*Task requirements*
Once the pictures are set aside, transcribe the remaining data exactly.

*Data listing*
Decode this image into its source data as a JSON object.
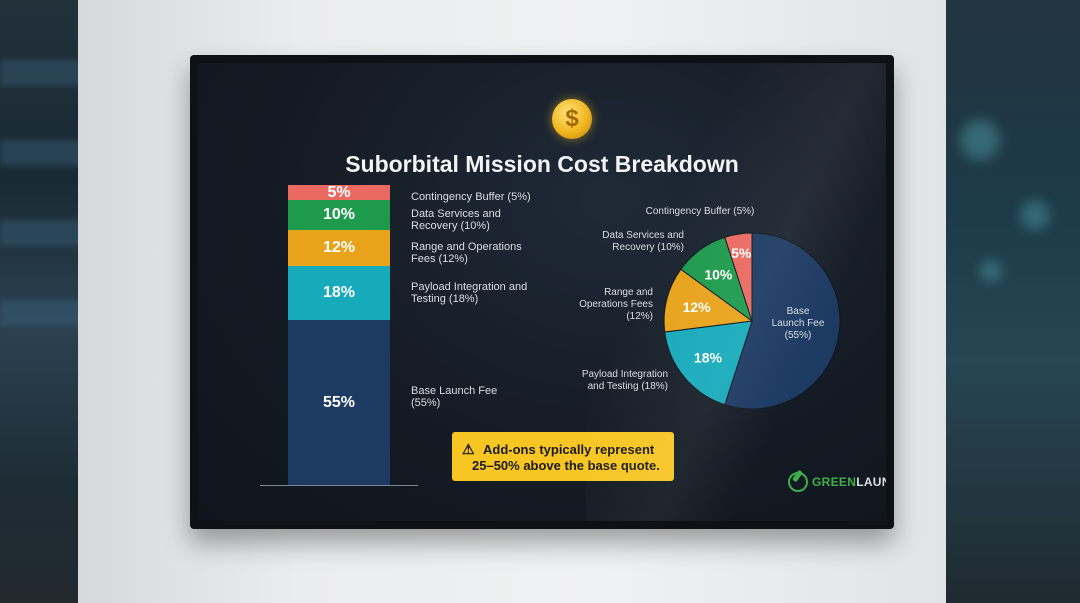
{
  "title": "Suborbital Mission Cost Breakdown",
  "coin_symbol": "$",
  "callout": {
    "icon": "warning-icon",
    "line1": "Add-ons typically represent",
    "line2": "25–50% above the base quote."
  },
  "logo": {
    "green_part": "GREEN",
    "light_part": "LAUNCH"
  },
  "colors": {
    "base": "#1d3a63",
    "payload": "#17aabb",
    "range": "#e8a31b",
    "data": "#1e9a4d",
    "contingency": "#ea6a61",
    "callout": "#f7c623"
  },
  "chart_data": [
    {
      "type": "bar",
      "stacked": true,
      "series": [
        {
          "name": "Base Launch Fee",
          "value": 55,
          "value_label": "55%",
          "legend": [
            "Base Launch Fee",
            "(55%)"
          ]
        },
        {
          "name": "Payload Integration and Testing",
          "value": 18,
          "value_label": "18%",
          "legend": [
            "Payload Integration and",
            "Testing (18%)"
          ]
        },
        {
          "name": "Range and Operations Fees",
          "value": 12,
          "value_label": "12%",
          "legend": [
            "Range and Operations",
            "Fees (12%)"
          ]
        },
        {
          "name": "Data Services and Recovery",
          "value": 10,
          "value_label": "10%",
          "legend": [
            "Data Services and",
            "Recovery (10%)"
          ]
        },
        {
          "name": "Contingency Buffer",
          "value": 5,
          "value_label": "5%",
          "legend": [
            "Contingency Buffer (5%)"
          ]
        }
      ],
      "ylim": [
        0,
        100
      ]
    },
    {
      "type": "pie",
      "slices": [
        {
          "name": "Base Launch Fee",
          "value": 55,
          "value_label": "",
          "outside_label": [
            "Base",
            "Launch Fee",
            "(55%)"
          ]
        },
        {
          "name": "Payload Integration and Testing",
          "value": 18,
          "value_label": "18%",
          "outside_label": [
            "Payload Integration",
            "and Testing (18%)"
          ]
        },
        {
          "name": "Range and Operations Fees",
          "value": 12,
          "value_label": "12%",
          "outside_label": [
            "Range and",
            "Operations Fees",
            "(12%)"
          ]
        },
        {
          "name": "Data Services and Recovery",
          "value": 10,
          "value_label": "10%",
          "outside_label": [
            "Data Services and",
            "Recovery (10%)"
          ]
        },
        {
          "name": "Contingency Buffer",
          "value": 5,
          "value_label": "5%",
          "outside_label": [
            "Contingency Buffer (5%)"
          ]
        }
      ],
      "start": "12 o'clock",
      "direction": "clockwise from Base Launch Fee"
    }
  ]
}
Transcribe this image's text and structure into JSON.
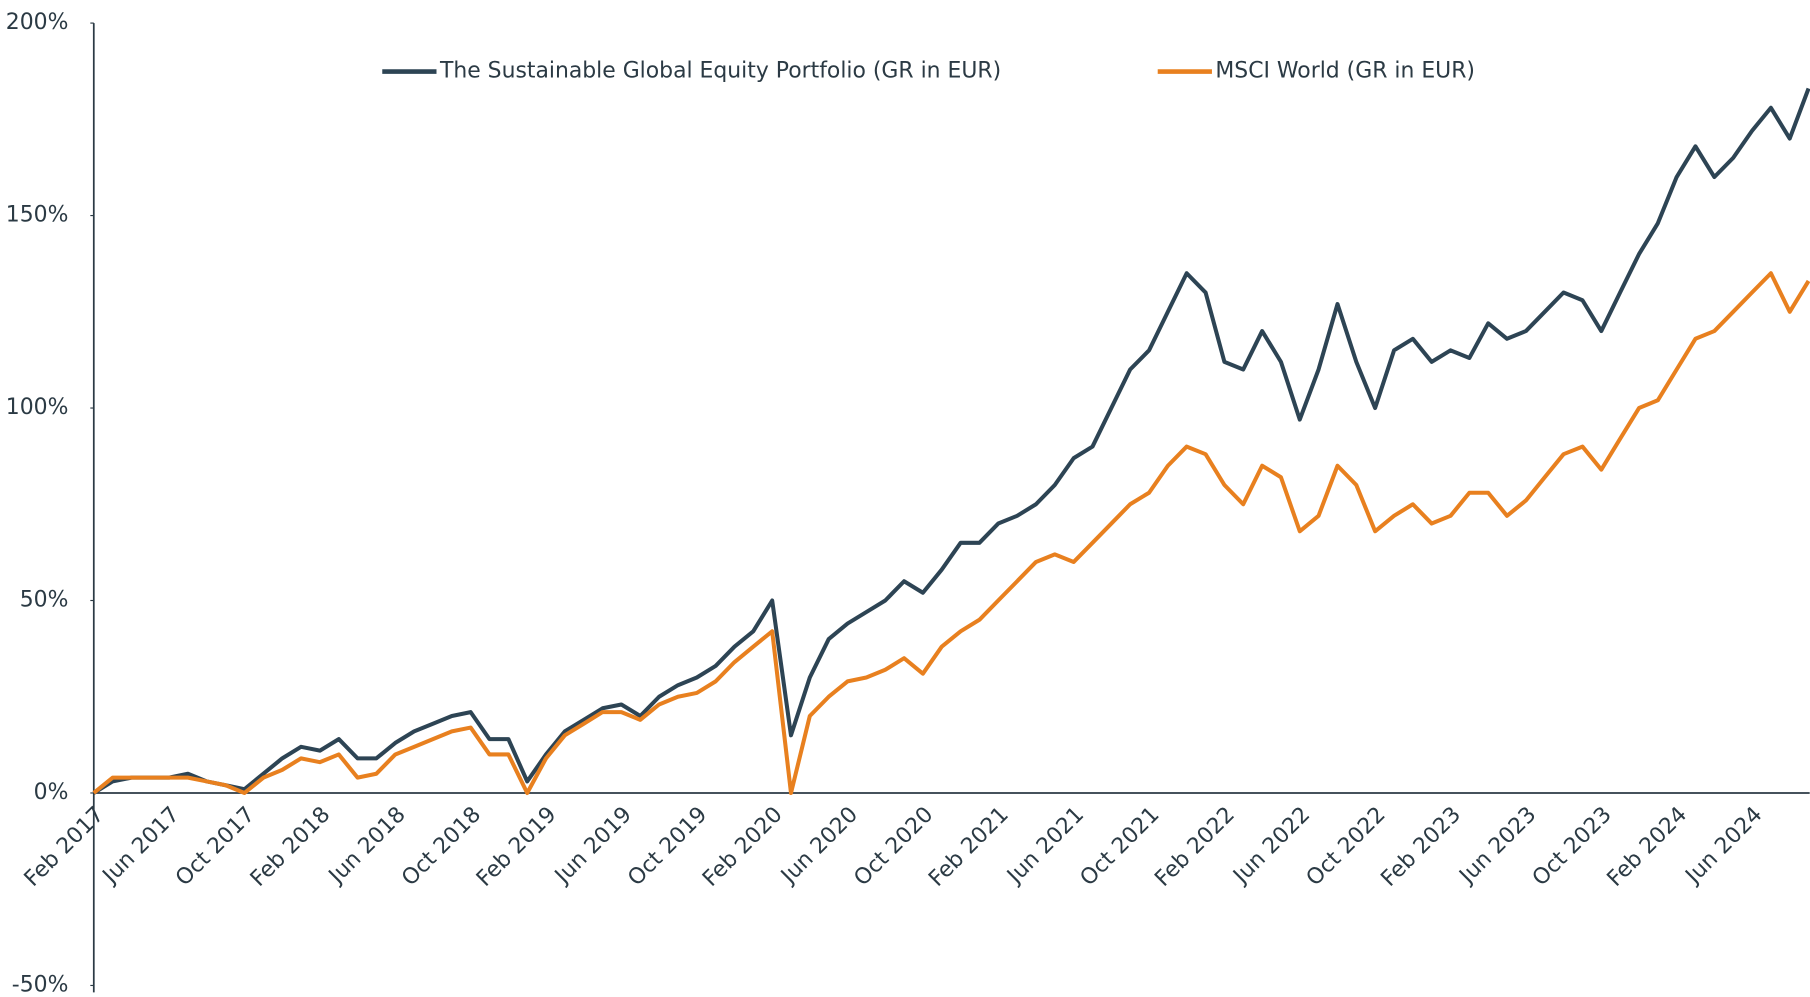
{
  "chart_data": {
    "type": "line",
    "x": [
      "Feb 2017",
      "Mar 2017",
      "Apr 2017",
      "May 2017",
      "Jun 2017",
      "Jul 2017",
      "Aug 2017",
      "Sep 2017",
      "Oct 2017",
      "Nov 2017",
      "Dec 2017",
      "Jan 2018",
      "Feb 2018",
      "Mar 2018",
      "Apr 2018",
      "May 2018",
      "Jun 2018",
      "Jul 2018",
      "Aug 2018",
      "Sep 2018",
      "Oct 2018",
      "Nov 2018",
      "Dec 2018",
      "Jan 2019",
      "Feb 2019",
      "Mar 2019",
      "Apr 2019",
      "May 2019",
      "Jun 2019",
      "Jul 2019",
      "Aug 2019",
      "Sep 2019",
      "Oct 2019",
      "Nov 2019",
      "Dec 2019",
      "Jan 2020",
      "Feb 2020",
      "Mar 2020",
      "Apr 2020",
      "May 2020",
      "Jun 2020",
      "Jul 2020",
      "Aug 2020",
      "Sep 2020",
      "Oct 2020",
      "Nov 2020",
      "Dec 2020",
      "Jan 2021",
      "Feb 2021",
      "Mar 2021",
      "Apr 2021",
      "May 2021",
      "Jun 2021",
      "Jul 2021",
      "Aug 2021",
      "Sep 2021",
      "Oct 2021",
      "Nov 2021",
      "Dec 2021",
      "Jan 2022",
      "Feb 2022",
      "Mar 2022",
      "Apr 2022",
      "May 2022",
      "Jun 2022",
      "Jul 2022",
      "Aug 2022",
      "Sep 2022",
      "Oct 2022",
      "Nov 2022",
      "Dec 2022",
      "Jan 2023",
      "Feb 2023",
      "Mar 2023",
      "Apr 2023",
      "May 2023",
      "Jun 2023",
      "Jul 2023",
      "Aug 2023",
      "Sep 2023",
      "Oct 2023",
      "Nov 2023",
      "Dec 2023",
      "Jan 2024",
      "Feb 2024",
      "Mar 2024",
      "Apr 2024",
      "May 2024",
      "Jun 2024",
      "Jul 2024",
      "Aug 2024",
      "Sep 2024"
    ],
    "xticks": [
      "Feb 2017",
      "Jun 2017",
      "Oct 2017",
      "Feb 2018",
      "Jun 2018",
      "Oct 2018",
      "Feb 2019",
      "Jun 2019",
      "Oct 2019",
      "Feb 2020",
      "Jun 2020",
      "Oct 2020",
      "Feb 2021",
      "Jun 2021",
      "Oct 2021",
      "Feb 2022",
      "Jun 2022",
      "Oct 2022",
      "Feb 2023",
      "Jun 2023",
      "Oct 2023",
      "Feb 2024",
      "Jun 2024"
    ],
    "series": [
      {
        "name": "The Sustainable Global Equity Portfolio (GR in EUR)",
        "color": "#2d4454",
        "values": [
          0,
          3,
          4,
          4,
          4,
          5,
          3,
          2,
          1,
          5,
          9,
          12,
          11,
          14,
          9,
          9,
          13,
          16,
          18,
          20,
          21,
          14,
          14,
          3,
          10,
          16,
          19,
          22,
          23,
          20,
          25,
          28,
          30,
          33,
          38,
          42,
          50,
          15,
          30,
          40,
          44,
          47,
          50,
          55,
          52,
          58,
          65,
          65,
          70,
          72,
          75,
          80,
          87,
          90,
          100,
          110,
          115,
          125,
          135,
          130,
          112,
          110,
          120,
          112,
          97,
          110,
          127,
          112,
          100,
          115,
          118,
          112,
          115,
          113,
          122,
          118,
          120,
          125,
          130,
          128,
          120,
          130,
          140,
          148,
          160,
          168,
          160,
          165,
          172,
          178,
          170,
          183
        ]
      },
      {
        "name": "MSCI World (GR in EUR)",
        "color": "#e8801f",
        "values": [
          0,
          4,
          4,
          4,
          4,
          4,
          3,
          2,
          0,
          4,
          6,
          9,
          8,
          10,
          4,
          5,
          10,
          12,
          14,
          16,
          17,
          10,
          10,
          0,
          9,
          15,
          18,
          21,
          21,
          19,
          23,
          25,
          26,
          29,
          34,
          38,
          42,
          0,
          20,
          25,
          29,
          30,
          32,
          35,
          31,
          38,
          42,
          45,
          50,
          55,
          60,
          62,
          60,
          65,
          70,
          75,
          78,
          85,
          90,
          88,
          80,
          75,
          85,
          82,
          68,
          72,
          85,
          80,
          68,
          72,
          75,
          70,
          72,
          78,
          78,
          72,
          76,
          82,
          88,
          90,
          84,
          92,
          100,
          102,
          110,
          118,
          120,
          125,
          130,
          135,
          125,
          133
        ]
      }
    ],
    "ylim": [
      -50,
      200
    ],
    "yticks": [
      {
        "value": -50,
        "label": "-50%"
      },
      {
        "value": 0,
        "label": "0%"
      },
      {
        "value": 50,
        "label": "50%"
      },
      {
        "value": 100,
        "label": "100%"
      },
      {
        "value": 150,
        "label": "150%"
      },
      {
        "value": 200,
        "label": "200%"
      }
    ],
    "grid": false
  }
}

*Solved problem*
Decode this image into its source data as a JSON object.
{
  "title": "Suborbital Mission Cost Breakdown",
  "coin_symbol": "$",
  "callout": {
    "icon": "warning-icon",
    "line1": "Add-ons typically represent",
    "line2": "25–50% above the base quote."
  },
  "logo": {
    "green_part": "GREEN",
    "light_part": "LAUNCH"
  },
  "colors": {
    "base": "#1d3a63",
    "payload": "#17aabb",
    "range": "#e8a31b",
    "data": "#1e9a4d",
    "contingency": "#ea6a61",
    "callout": "#f7c623"
  },
  "chart_data": [
    {
      "type": "bar",
      "stacked": true,
      "series": [
        {
          "name": "Base Launch Fee",
          "value": 55,
          "value_label": "55%",
          "legend": [
            "Base Launch Fee",
            "(55%)"
          ]
        },
        {
          "name": "Payload Integration and Testing",
          "value": 18,
          "value_label": "18%",
          "legend": [
            "Payload Integration and",
            "Testing (18%)"
          ]
        },
        {
          "name": "Range and Operations Fees",
          "value": 12,
          "value_label": "12%",
          "legend": [
            "Range and Operations",
            "Fees (12%)"
          ]
        },
        {
          "name": "Data Services and Recovery",
          "value": 10,
          "value_label": "10%",
          "legend": [
            "Data Services and",
            "Recovery (10%)"
          ]
        },
        {
          "name": "Contingency Buffer",
          "value": 5,
          "value_label": "5%",
          "legend": [
            "Contingency Buffer (5%)"
          ]
        }
      ],
      "ylim": [
        0,
        100
      ]
    },
    {
      "type": "pie",
      "slices": [
        {
          "name": "Base Launch Fee",
          "value": 55,
          "value_label": "",
          "outside_label": [
            "Base",
            "Launch Fee",
            "(55%)"
          ]
        },
        {
          "name": "Payload Integration and Testing",
          "value": 18,
          "value_label": "18%",
          "outside_label": [
            "Payload Integration",
            "and Testing (18%)"
          ]
        },
        {
          "name": "Range and Operations Fees",
          "value": 12,
          "value_label": "12%",
          "outside_label": [
            "Range and",
            "Operations Fees",
            "(12%)"
          ]
        },
        {
          "name": "Data Services and Recovery",
          "value": 10,
          "value_label": "10%",
          "outside_label": [
            "Data Services and",
            "Recovery (10%)"
          ]
        },
        {
          "name": "Contingency Buffer",
          "value": 5,
          "value_label": "5%",
          "outside_label": [
            "Contingency Buffer (5%)"
          ]
        }
      ],
      "start": "12 o'clock",
      "direction": "clockwise from Base Launch Fee"
    }
  ]
}
Transcribe this image's text and structure into JSON.
{
  "chart_data": {
    "type": "line",
    "x": [
      "Feb 2017",
      "Mar 2017",
      "Apr 2017",
      "May 2017",
      "Jun 2017",
      "Jul 2017",
      "Aug 2017",
      "Sep 2017",
      "Oct 2017",
      "Nov 2017",
      "Dec 2017",
      "Jan 2018",
      "Feb 2018",
      "Mar 2018",
      "Apr 2018",
      "May 2018",
      "Jun 2018",
      "Jul 2018",
      "Aug 2018",
      "Sep 2018",
      "Oct 2018",
      "Nov 2018",
      "Dec 2018",
      "Jan 2019",
      "Feb 2019",
      "Mar 2019",
      "Apr 2019",
      "May 2019",
      "Jun 2019",
      "Jul 2019",
      "Aug 2019",
      "Sep 2019",
      "Oct 2019",
      "Nov 2019",
      "Dec 2019",
      "Jan 2020",
      "Feb 2020",
      "Mar 2020",
      "Apr 2020",
      "May 2020",
      "Jun 2020",
      "Jul 2020",
      "Aug 2020",
      "Sep 2020",
      "Oct 2020",
      "Nov 2020",
      "Dec 2020",
      "Jan 2021",
      "Feb 2021",
      "Mar 2021",
      "Apr 2021",
      "May 2021",
      "Jun 2021",
      "Jul 2021",
      "Aug 2021",
      "Sep 2021",
      "Oct 2021",
      "Nov 2021",
      "Dec 2021",
      "Jan 2022",
      "Feb 2022",
      "Mar 2022",
      "Apr 2022",
      "May 2022",
      "Jun 2022",
      "Jul 2022",
      "Aug 2022",
      "Sep 2022",
      "Oct 2022",
      "Nov 2022",
      "Dec 2022",
      "Jan 2023",
      "Feb 2023",
      "Mar 2023",
      "Apr 2023",
      "May 2023",
      "Jun 2023",
      "Jul 2023",
      "Aug 2023",
      "Sep 2023",
      "Oct 2023",
      "Nov 2023",
      "Dec 2023",
      "Jan 2024",
      "Feb 2024",
      "Mar 2024",
      "Apr 2024",
      "May 2024",
      "Jun 2024",
      "Jul 2024",
      "Aug 2024",
      "Sep 2024"
    ],
    "xticks": [
      "Feb 2017",
      "Jun 2017",
      "Oct 2017",
      "Feb 2018",
      "Jun 2018",
      "Oct 2018",
      "Feb 2019",
      "Jun 2019",
      "Oct 2019",
      "Feb 2020",
      "Jun 2020",
      "Oct 2020",
      "Feb 2021",
      "Jun 2021",
      "Oct 2021",
      "Feb 2022",
      "Jun 2022",
      "Oct 2022",
      "Feb 2023",
      "Jun 2023",
      "Oct 2023",
      "Feb 2024",
      "Jun 2024"
    ],
    "series": [
      {
        "name": "The Sustainable Global Equity Portfolio (GR in EUR)",
        "color": "#2d4454",
        "values": [
          0,
          3,
          4,
          4,
          4,
          5,
          3,
          2,
          1,
          5,
          9,
          12,
          11,
          14,
          9,
          9,
          13,
          16,
          18,
          20,
          21,
          14,
          14,
          3,
          10,
          16,
          19,
          22,
          23,
          20,
          25,
          28,
          30,
          33,
          38,
          42,
          50,
          15,
          30,
          40,
          44,
          47,
          50,
          55,
          52,
          58,
          65,
          65,
          70,
          72,
          75,
          80,
          87,
          90,
          100,
          110,
          115,
          125,
          135,
          130,
          112,
          110,
          120,
          112,
          97,
          110,
          127,
          112,
          100,
          115,
          118,
          112,
          115,
          113,
          122,
          118,
          120,
          125,
          130,
          128,
          120,
          130,
          140,
          148,
          160,
          168,
          160,
          165,
          172,
          178,
          170,
          183
        ]
      },
      {
        "name": "MSCI World (GR in EUR)",
        "color": "#e8801f",
        "values": [
          0,
          4,
          4,
          4,
          4,
          4,
          3,
          2,
          0,
          4,
          6,
          9,
          8,
          10,
          4,
          5,
          10,
          12,
          14,
          16,
          17,
          10,
          10,
          0,
          9,
          15,
          18,
          21,
          21,
          19,
          23,
          25,
          26,
          29,
          34,
          38,
          42,
          0,
          20,
          25,
          29,
          30,
          32,
          35,
          31,
          38,
          42,
          45,
          50,
          55,
          60,
          62,
          60,
          65,
          70,
          75,
          78,
          85,
          90,
          88,
          80,
          75,
          85,
          82,
          68,
          72,
          85,
          80,
          68,
          72,
          75,
          70,
          72,
          78,
          78,
          72,
          76,
          82,
          88,
          90,
          84,
          92,
          100,
          102,
          110,
          118,
          120,
          125,
          130,
          135,
          125,
          133
        ]
      }
    ],
    "ylim": [
      -50,
      200
    ],
    "yticks": [
      {
        "value": -50,
        "label": "-50%"
      },
      {
        "value": 0,
        "label": "0%"
      },
      {
        "value": 50,
        "label": "50%"
      },
      {
        "value": 100,
        "label": "100%"
      },
      {
        "value": 150,
        "label": "150%"
      },
      {
        "value": 200,
        "label": "200%"
      }
    ],
    "grid": false
  }
}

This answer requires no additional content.